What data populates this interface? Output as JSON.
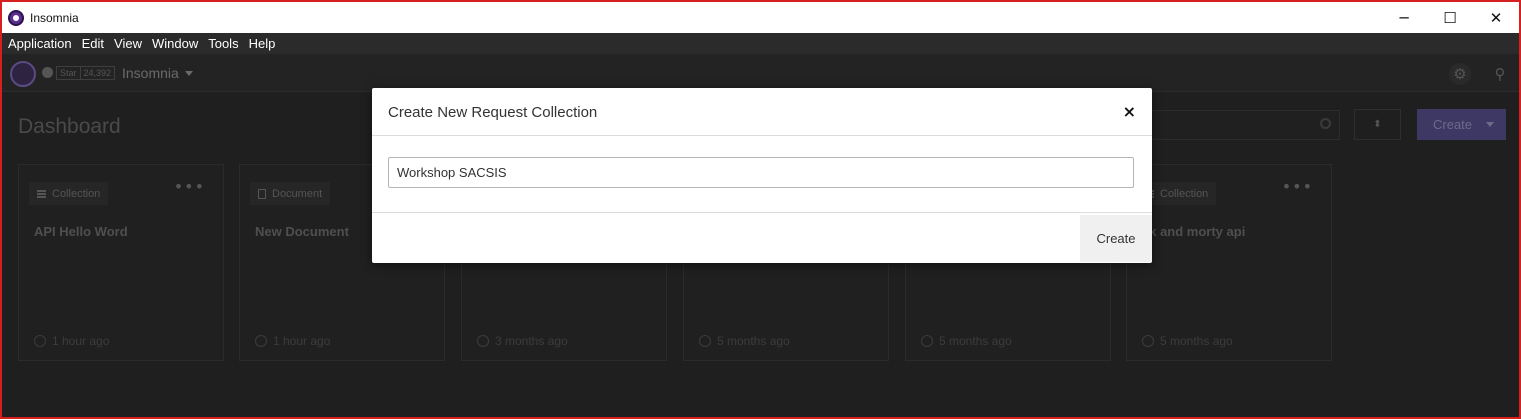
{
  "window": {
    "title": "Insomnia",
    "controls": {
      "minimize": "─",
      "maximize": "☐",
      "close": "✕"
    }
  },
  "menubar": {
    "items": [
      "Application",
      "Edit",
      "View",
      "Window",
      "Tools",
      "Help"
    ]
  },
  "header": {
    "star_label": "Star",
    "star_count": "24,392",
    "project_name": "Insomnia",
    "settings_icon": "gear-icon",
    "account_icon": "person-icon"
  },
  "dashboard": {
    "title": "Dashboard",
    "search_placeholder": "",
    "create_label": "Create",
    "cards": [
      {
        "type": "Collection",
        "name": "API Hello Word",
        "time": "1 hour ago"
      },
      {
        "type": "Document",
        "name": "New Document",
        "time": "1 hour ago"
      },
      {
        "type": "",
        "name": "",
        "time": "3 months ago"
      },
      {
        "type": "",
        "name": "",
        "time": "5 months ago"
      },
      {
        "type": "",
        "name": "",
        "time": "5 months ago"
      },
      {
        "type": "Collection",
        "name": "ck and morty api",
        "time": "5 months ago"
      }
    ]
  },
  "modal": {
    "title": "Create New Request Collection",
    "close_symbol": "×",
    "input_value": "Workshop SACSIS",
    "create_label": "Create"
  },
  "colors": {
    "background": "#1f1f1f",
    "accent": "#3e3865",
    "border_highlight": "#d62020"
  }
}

======

▶ [Your instructions] Copy the records exactly as they appear, excluding images.

▶ [Answer]
What data populates this interface? Output as JSON.
{
  "window": {
    "title": "Insomnia",
    "controls": {
      "minimize": "─",
      "maximize": "☐",
      "close": "✕"
    }
  },
  "menubar": {
    "items": [
      "Application",
      "Edit",
      "View",
      "Window",
      "Tools",
      "Help"
    ]
  },
  "header": {
    "star_label": "Star",
    "star_count": "24,392",
    "project_name": "Insomnia",
    "settings_icon": "gear-icon",
    "account_icon": "person-icon"
  },
  "dashboard": {
    "title": "Dashboard",
    "search_placeholder": "",
    "create_label": "Create",
    "cards": [
      {
        "type": "Collection",
        "name": "API Hello Word",
        "time": "1 hour ago"
      },
      {
        "type": "Document",
        "name": "New Document",
        "time": "1 hour ago"
      },
      {
        "type": "",
        "name": "",
        "time": "3 months ago"
      },
      {
        "type": "",
        "name": "",
        "time": "5 months ago"
      },
      {
        "type": "",
        "name": "",
        "time": "5 months ago"
      },
      {
        "type": "Collection",
        "name": "ck and morty api",
        "time": "5 months ago"
      }
    ]
  },
  "modal": {
    "title": "Create New Request Collection",
    "close_symbol": "×",
    "input_value": "Workshop SACSIS",
    "create_label": "Create"
  },
  "colors": {
    "background": "#1f1f1f",
    "accent": "#3e3865",
    "border_highlight": "#d62020"
  }
}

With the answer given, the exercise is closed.